__Given exercise__: Only the lines from the one containing "Type out the text in this image." through the end of the data below should be copied, each exactly as written and with both ends kept.

=== Listed entries ===

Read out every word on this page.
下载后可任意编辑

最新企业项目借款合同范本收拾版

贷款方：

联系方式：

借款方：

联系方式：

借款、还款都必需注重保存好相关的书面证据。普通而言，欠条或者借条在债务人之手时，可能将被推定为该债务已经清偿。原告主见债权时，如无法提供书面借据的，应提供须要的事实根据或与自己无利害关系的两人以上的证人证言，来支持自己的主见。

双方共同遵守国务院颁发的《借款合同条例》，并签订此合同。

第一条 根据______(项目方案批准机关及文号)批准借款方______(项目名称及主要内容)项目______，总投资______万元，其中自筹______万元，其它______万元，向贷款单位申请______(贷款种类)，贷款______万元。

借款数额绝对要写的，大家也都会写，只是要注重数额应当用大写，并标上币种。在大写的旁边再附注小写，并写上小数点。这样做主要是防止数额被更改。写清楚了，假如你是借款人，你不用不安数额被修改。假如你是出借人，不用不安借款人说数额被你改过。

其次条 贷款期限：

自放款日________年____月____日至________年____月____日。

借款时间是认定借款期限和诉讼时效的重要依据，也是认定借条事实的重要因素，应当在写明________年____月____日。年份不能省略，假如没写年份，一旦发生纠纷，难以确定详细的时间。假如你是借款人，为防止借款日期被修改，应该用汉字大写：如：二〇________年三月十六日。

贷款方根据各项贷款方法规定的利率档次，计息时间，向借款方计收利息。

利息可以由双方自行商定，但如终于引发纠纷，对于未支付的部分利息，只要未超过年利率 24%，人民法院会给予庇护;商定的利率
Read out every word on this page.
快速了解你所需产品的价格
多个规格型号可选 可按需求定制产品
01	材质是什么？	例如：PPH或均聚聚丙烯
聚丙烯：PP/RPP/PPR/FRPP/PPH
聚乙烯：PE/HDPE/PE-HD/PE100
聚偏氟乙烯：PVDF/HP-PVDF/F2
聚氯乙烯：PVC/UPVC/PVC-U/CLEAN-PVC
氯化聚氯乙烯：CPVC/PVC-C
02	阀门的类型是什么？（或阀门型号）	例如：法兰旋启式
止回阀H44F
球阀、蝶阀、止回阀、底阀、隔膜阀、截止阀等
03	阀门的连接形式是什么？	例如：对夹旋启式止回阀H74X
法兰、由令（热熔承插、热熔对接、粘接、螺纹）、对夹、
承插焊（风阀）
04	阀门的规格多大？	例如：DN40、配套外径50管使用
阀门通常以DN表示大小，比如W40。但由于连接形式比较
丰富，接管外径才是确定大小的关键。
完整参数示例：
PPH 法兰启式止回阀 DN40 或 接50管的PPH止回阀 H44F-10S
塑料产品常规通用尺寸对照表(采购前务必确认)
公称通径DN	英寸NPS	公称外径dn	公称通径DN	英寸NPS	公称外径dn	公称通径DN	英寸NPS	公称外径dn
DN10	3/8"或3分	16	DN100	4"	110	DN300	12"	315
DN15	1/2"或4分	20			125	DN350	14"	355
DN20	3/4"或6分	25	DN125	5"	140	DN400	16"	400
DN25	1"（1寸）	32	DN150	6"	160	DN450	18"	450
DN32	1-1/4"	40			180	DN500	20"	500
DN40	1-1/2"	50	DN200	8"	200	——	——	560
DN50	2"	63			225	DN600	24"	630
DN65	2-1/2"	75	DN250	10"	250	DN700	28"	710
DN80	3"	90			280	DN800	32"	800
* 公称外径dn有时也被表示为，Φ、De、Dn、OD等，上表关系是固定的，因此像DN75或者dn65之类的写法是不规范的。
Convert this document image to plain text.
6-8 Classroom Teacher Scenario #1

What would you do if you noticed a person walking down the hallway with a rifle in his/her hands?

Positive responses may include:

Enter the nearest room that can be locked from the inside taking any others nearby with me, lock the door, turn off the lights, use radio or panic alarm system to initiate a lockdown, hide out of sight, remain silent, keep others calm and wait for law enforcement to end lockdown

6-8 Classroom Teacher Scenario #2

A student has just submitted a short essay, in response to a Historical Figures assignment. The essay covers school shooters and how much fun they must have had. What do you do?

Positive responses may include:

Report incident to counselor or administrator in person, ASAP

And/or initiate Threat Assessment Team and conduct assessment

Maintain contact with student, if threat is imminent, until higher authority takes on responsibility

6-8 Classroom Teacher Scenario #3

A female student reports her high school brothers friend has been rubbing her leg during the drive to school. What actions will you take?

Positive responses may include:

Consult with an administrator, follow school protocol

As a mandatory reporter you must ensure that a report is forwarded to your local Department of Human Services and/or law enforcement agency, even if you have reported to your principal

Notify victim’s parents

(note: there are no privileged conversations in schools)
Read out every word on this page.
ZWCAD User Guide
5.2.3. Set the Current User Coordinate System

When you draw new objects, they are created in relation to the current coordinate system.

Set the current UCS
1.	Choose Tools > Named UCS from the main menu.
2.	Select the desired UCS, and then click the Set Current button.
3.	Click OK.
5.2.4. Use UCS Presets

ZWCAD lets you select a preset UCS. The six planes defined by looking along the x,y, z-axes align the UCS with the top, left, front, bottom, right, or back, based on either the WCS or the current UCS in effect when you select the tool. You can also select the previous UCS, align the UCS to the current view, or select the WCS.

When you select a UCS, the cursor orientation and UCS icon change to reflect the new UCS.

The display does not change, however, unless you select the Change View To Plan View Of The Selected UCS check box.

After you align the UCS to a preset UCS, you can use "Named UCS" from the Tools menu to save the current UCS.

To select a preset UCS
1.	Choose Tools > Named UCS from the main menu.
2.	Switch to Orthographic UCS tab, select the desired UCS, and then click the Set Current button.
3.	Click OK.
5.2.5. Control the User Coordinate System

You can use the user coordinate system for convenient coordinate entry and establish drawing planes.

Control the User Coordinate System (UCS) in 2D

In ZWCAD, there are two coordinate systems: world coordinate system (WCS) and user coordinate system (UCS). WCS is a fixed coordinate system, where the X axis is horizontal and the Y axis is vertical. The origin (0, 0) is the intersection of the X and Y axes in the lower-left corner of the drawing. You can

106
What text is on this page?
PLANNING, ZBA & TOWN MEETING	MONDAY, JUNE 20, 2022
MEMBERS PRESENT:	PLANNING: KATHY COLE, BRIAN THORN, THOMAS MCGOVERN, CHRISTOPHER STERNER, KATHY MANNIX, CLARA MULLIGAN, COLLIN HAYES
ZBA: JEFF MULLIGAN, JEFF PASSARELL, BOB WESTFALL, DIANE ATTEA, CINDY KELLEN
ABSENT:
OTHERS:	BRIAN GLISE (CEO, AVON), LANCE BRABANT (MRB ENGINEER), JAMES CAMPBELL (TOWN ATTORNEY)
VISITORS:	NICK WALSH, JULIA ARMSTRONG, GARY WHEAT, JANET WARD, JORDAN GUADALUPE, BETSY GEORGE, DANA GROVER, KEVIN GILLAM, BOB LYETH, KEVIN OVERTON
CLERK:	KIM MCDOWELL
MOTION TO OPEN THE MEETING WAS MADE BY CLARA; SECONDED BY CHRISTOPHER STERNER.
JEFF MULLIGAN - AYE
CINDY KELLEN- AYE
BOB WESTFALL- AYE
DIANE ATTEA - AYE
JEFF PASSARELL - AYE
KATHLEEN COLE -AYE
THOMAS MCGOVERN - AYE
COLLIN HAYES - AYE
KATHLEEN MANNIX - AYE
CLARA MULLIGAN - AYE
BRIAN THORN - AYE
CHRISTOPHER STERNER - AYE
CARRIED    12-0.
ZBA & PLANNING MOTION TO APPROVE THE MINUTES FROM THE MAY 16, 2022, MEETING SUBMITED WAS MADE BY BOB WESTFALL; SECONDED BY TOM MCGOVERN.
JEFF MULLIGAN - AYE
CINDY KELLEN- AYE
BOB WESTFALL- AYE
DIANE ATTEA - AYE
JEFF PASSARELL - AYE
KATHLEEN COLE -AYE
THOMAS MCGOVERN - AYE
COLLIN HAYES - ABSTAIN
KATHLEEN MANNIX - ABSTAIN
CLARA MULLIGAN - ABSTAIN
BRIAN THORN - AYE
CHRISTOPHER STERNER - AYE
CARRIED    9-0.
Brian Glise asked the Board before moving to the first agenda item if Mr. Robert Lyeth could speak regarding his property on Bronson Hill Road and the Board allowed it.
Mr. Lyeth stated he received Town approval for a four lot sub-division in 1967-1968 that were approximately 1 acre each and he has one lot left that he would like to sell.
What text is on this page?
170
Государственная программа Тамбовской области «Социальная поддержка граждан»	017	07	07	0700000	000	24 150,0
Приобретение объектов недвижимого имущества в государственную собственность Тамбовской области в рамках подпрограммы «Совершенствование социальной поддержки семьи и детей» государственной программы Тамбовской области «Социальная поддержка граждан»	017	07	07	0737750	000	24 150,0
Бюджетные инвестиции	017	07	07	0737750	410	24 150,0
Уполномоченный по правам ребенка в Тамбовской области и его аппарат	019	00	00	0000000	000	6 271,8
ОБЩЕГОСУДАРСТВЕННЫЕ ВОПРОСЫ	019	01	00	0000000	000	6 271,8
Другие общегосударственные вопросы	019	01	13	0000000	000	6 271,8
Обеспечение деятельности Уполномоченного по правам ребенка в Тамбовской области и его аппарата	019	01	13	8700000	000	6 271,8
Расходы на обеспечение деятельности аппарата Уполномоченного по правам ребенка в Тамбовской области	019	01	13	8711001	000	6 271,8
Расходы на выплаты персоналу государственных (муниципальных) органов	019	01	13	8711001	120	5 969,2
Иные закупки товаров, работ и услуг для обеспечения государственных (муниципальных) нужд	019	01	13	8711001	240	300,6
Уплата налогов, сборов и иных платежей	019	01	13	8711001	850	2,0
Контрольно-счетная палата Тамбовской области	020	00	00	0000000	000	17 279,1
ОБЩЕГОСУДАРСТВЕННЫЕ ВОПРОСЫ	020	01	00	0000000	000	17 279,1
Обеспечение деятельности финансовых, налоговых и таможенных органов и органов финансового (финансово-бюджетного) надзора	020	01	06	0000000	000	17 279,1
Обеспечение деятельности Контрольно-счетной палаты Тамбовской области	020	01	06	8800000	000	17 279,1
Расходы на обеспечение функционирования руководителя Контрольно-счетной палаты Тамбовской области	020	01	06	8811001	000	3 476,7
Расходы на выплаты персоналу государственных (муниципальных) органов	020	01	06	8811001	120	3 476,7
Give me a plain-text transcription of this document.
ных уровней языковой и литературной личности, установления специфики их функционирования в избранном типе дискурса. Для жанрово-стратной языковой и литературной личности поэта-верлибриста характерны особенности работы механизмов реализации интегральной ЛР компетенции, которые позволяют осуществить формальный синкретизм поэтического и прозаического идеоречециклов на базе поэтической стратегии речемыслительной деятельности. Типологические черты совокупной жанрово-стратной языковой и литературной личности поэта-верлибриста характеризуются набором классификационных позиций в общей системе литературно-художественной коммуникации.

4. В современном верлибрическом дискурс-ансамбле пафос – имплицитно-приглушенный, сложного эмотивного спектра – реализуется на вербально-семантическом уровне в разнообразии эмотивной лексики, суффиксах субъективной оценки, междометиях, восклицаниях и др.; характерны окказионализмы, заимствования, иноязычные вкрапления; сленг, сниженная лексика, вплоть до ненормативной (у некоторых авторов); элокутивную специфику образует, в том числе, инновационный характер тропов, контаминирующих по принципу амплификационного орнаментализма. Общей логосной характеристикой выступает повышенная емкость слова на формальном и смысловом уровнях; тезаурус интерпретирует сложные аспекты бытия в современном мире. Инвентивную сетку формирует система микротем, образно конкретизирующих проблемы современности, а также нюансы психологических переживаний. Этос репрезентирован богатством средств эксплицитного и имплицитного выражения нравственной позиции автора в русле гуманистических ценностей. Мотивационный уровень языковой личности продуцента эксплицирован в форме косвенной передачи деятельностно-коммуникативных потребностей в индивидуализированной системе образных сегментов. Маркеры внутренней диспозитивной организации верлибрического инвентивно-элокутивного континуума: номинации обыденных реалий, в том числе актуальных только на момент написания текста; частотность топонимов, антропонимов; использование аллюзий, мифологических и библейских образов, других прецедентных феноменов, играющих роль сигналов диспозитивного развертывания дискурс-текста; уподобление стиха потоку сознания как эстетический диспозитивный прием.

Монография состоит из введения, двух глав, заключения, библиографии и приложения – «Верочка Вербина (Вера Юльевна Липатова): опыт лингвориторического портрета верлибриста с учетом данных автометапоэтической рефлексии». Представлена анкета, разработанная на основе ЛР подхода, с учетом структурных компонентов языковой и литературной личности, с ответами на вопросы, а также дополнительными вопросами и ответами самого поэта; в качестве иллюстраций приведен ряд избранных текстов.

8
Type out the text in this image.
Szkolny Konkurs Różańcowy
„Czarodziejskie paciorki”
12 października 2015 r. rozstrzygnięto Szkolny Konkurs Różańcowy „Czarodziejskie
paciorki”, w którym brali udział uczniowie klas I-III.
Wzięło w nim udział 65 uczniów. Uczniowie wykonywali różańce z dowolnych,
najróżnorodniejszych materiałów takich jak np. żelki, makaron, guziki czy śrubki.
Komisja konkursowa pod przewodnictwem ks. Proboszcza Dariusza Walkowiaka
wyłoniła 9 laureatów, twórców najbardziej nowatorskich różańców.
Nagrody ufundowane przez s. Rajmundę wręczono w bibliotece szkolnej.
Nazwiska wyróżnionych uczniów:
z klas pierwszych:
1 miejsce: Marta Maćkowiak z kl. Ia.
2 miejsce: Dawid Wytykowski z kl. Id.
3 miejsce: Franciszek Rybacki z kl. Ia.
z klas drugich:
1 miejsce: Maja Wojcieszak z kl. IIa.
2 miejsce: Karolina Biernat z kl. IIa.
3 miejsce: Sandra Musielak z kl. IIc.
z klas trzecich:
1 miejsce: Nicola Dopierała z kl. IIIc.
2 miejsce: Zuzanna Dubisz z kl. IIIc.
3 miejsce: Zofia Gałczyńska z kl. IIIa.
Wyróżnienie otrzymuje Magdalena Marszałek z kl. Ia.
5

===

__Response for this exercise__:
Type out the text in this image.
Szkolny Konkurs Różańcowy
„Czarodziejskie paciorki”
12 października 2015 r. rozstrzygnięto Szkolny Konkurs Różańcowy „Czarodziejskie
paciorki”, w którym brali udział uczniowie klas I-III.
Wzięło w nim udział 65 uczniów. Uczniowie wykonywali różańce z dowolnych,
najróżnorodniejszych materiałów takich jak np. żelki, makaron, guziki czy śrubki.
Komisja konkursowa pod przewodnictwem ks. Proboszcza Dariusza Walkowiaka
wyłoniła 9 laureatów, twórców najbardziej nowatorskich różańców.
Nagrody ufundowane przez s. Rajmundę wręczono w bibliotece szkolnej.
Nazwiska wyróżnionych uczniów:
z klas pierwszych:
1 miejsce: Marta Maćkowiak z kl. Ia.
2 miejsce: Dawid Wytykowski z kl. Id.
3 miejsce: Franciszek Rybacki z kl. Ia.
z klas drugich:
1 miejsce: Maja Wojcieszak z kl. IIa.
2 miejsce: Karolina Biernat z kl. IIa.
3 miejsce: Sandra Musielak z kl. IIc.
z klas trzecich:
1 miejsce: Nicola Dopierała z kl. IIIc.
2 miejsce: Zuzanna Dubisz z kl. IIIc.
3 miejsce: Zofia Gałczyńska z kl. IIIa.
Wyróżnienie otrzymuje Magdalena Marszałek z kl. Ia.
5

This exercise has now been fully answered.